Repeat the material exactly as it appears.

──────── Input data

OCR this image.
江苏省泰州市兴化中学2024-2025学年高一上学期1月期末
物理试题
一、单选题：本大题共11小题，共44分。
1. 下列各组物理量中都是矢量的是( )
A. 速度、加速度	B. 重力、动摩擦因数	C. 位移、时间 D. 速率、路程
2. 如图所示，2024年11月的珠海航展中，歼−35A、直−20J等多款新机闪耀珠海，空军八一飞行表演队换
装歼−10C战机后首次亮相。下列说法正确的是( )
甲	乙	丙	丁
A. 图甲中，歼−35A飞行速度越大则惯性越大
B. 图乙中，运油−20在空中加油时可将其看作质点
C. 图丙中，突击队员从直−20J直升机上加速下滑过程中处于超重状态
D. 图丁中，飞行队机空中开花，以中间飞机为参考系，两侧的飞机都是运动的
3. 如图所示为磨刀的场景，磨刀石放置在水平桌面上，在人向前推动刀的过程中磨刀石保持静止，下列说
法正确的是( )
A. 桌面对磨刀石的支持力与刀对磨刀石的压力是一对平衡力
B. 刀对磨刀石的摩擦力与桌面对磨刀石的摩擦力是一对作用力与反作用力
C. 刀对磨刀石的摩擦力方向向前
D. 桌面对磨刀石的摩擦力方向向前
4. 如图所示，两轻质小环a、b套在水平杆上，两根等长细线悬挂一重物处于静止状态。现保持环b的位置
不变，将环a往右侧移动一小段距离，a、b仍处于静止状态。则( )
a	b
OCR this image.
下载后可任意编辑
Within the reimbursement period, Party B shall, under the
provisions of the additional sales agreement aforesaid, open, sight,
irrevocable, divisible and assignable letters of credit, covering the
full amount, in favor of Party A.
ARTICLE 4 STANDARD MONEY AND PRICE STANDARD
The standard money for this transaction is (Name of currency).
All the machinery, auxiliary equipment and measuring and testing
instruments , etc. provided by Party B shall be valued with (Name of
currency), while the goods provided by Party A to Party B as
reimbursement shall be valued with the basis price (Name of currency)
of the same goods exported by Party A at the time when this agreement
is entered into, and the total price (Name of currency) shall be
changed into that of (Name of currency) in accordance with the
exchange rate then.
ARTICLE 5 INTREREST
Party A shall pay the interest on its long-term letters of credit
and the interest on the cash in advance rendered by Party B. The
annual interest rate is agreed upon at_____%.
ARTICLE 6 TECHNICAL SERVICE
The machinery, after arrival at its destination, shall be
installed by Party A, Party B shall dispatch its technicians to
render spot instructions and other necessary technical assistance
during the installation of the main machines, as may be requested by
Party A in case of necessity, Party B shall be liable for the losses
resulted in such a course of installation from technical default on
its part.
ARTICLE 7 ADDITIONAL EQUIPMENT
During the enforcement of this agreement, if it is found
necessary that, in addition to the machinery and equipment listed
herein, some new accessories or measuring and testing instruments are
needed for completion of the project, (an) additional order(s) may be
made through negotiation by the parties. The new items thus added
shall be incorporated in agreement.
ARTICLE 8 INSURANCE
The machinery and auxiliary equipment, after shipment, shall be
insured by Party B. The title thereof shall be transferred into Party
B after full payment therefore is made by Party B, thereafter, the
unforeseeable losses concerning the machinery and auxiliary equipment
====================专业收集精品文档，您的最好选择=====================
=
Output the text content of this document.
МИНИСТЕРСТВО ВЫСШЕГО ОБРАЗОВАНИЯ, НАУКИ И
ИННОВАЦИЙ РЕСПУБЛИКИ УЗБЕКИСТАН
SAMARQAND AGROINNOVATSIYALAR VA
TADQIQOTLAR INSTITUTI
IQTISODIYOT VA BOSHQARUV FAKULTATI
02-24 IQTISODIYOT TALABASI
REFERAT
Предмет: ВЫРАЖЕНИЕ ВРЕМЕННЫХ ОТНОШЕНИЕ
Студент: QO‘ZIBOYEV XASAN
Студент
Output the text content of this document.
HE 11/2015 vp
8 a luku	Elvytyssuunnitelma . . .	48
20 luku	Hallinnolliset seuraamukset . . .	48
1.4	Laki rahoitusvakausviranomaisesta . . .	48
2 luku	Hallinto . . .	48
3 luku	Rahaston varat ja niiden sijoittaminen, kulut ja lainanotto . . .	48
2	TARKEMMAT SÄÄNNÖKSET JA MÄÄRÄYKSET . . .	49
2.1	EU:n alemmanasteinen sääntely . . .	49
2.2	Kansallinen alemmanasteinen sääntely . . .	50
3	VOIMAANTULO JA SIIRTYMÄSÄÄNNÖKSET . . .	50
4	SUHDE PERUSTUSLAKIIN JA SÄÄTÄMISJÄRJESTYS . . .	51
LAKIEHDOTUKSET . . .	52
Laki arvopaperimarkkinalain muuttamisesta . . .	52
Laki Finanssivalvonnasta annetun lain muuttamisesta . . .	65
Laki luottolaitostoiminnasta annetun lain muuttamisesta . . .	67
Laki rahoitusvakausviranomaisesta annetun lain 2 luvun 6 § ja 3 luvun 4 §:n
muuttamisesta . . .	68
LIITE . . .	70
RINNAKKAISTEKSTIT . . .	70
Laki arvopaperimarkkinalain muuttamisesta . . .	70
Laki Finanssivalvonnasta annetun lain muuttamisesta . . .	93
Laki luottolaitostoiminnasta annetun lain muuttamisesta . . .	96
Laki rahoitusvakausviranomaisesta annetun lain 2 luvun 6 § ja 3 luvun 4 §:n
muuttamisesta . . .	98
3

────────────────

*Task result*
OCR this image.
江苏省泰州市兴化中学2024-2025学年高一上学期1月期末
物理试题
一、单选题：本大题共11小题，共44分。
1. 下列各组物理量中都是矢量的是( )
A. 速度、加速度	B. 重力、动摩擦因数	C. 位移、时间 D. 速率、路程
2. 如图所示，2024年11月的珠海航展中，歼−35A、直−20J等多款新机闪耀珠海，空军八一飞行表演队换
装歼−10C战机后首次亮相。下列说法正确的是( )
甲	乙	丙	丁
A. 图甲中，歼−35A飞行速度越大则惯性越大
B. 图乙中，运油−20在空中加油时可将其看作质点
C. 图丙中，突击队员从直−20J直升机上加速下滑过程中处于超重状态
D. 图丁中，飞行队机空中开花，以中间飞机为参考系，两侧的飞机都是运动的
3. 如图所示为磨刀的场景，磨刀石放置在水平桌面上，在人向前推动刀的过程中磨刀石保持静止，下列说
法正确的是( )
A. 桌面对磨刀石的支持力与刀对磨刀石的压力是一对平衡力
B. 刀对磨刀石的摩擦力与桌面对磨刀石的摩擦力是一对作用力与反作用力
C. 刀对磨刀石的摩擦力方向向前
D. 桌面对磨刀石的摩擦力方向向前
4. 如图所示，两轻质小环a、b套在水平杆上，两根等长细线悬挂一重物处于静止状态。现保持环b的位置
不变，将环a往右侧移动一小段距离，a、b仍处于静止状态。则( )
a	b
OCR this image.
下载后可任意编辑
Within the reimbursement period, Party B shall, under the
provisions of the additional sales agreement aforesaid, open, sight,
irrevocable, divisible and assignable letters of credit, covering the
full amount, in favor of Party A.
ARTICLE 4 STANDARD MONEY AND PRICE STANDARD
The standard money for this transaction is (Name of currency).
All the machinery, auxiliary equipment and measuring and testing
instruments , etc. provided by Party B shall be valued with (Name of
currency), while the goods provided by Party A to Party B as
reimbursement shall be valued with the basis price (Name of currency)
of the same goods exported by Party A at the time when this agreement
is entered into, and the total price (Name of currency) shall be
changed into that of (Name of currency) in accordance with the
exchange rate then.
ARTICLE 5 INTREREST
Party A shall pay the interest on its long-term letters of credit
and the interest on the cash in advance rendered by Party B. The
annual interest rate is agreed upon at_____%.
ARTICLE 6 TECHNICAL SERVICE
The machinery, after arrival at its destination, shall be
installed by Party A, Party B shall dispatch its technicians to
render spot instructions and other necessary technical assistance
during the installation of the main machines, as may be requested by
Party A in case of necessity, Party B shall be liable for the losses
resulted in such a course of installation from technical default on
its part.
ARTICLE 7 ADDITIONAL EQUIPMENT
During the enforcement of this agreement, if it is found
necessary that, in addition to the machinery and equipment listed
herein, some new accessories or measuring and testing instruments are
needed for completion of the project, (an) additional order(s) may be
made through negotiation by the parties. The new items thus added
shall be incorporated in agreement.
ARTICLE 8 INSURANCE
The machinery and auxiliary equipment, after shipment, shall be
insured by Party B. The title thereof shall be transferred into Party
B after full payment therefore is made by Party B, thereafter, the
unforeseeable losses concerning the machinery and auxiliary equipment
====================专业收集精品文档，您的最好选择=====================
=
Output the text content of this document.
МИНИСТЕРСТВО ВЫСШЕГО ОБРАЗОВАНИЯ, НАУКИ И
ИННОВАЦИЙ РЕСПУБЛИКИ УЗБЕКИСТАН
SAMARQAND AGROINNOVATSIYALAR VA
TADQIQOTLAR INSTITUTI
IQTISODIYOT VA BOSHQARUV FAKULTATI
02-24 IQTISODIYOT TALABASI
REFERAT
Предмет: ВЫРАЖЕНИЕ ВРЕМЕННЫХ ОТНОШЕНИЕ
Студент: QO‘ZIBOYEV XASAN
Студент
Output the text content of this document.
HE 11/2015 vp
8 a luku	Elvytyssuunnitelma . . .	48
20 luku	Hallinnolliset seuraamukset . . .	48
1.4	Laki rahoitusvakausviranomaisesta . . .	48
2 luku	Hallinto . . .	48
3 luku	Rahaston varat ja niiden sijoittaminen, kulut ja lainanotto . . .	48
2	TARKEMMAT SÄÄNNÖKSET JA MÄÄRÄYKSET . . .	49
2.1	EU:n alemmanasteinen sääntely . . .	49
2.2	Kansallinen alemmanasteinen sääntely . . .	50
3	VOIMAANTULO JA SIIRTYMÄSÄÄNNÖKSET . . .	50
4	SUHDE PERUSTUSLAKIIN JA SÄÄTÄMISJÄRJESTYS . . .	51
LAKIEHDOTUKSET . . .	52
Laki arvopaperimarkkinalain muuttamisesta . . .	52
Laki Finanssivalvonnasta annetun lain muuttamisesta . . .	65
Laki luottolaitostoiminnasta annetun lain muuttamisesta . . .	67
Laki rahoitusvakausviranomaisesta annetun lain 2 luvun 6 § ja 3 luvun 4 §:n
muuttamisesta . . .	68
LIITE . . .	70
RINNAKKAISTEKSTIT . . .	70
Laki arvopaperimarkkinalain muuttamisesta . . .	70
Laki Finanssivalvonnasta annetun lain muuttamisesta . . .	93
Laki luottolaitostoiminnasta annetun lain muuttamisesta . . .	96
Laki rahoitusvakausviranomaisesta annetun lain 2 luvun 6 § ja 3 luvun 4 §:n
muuttamisesta . . .	98
3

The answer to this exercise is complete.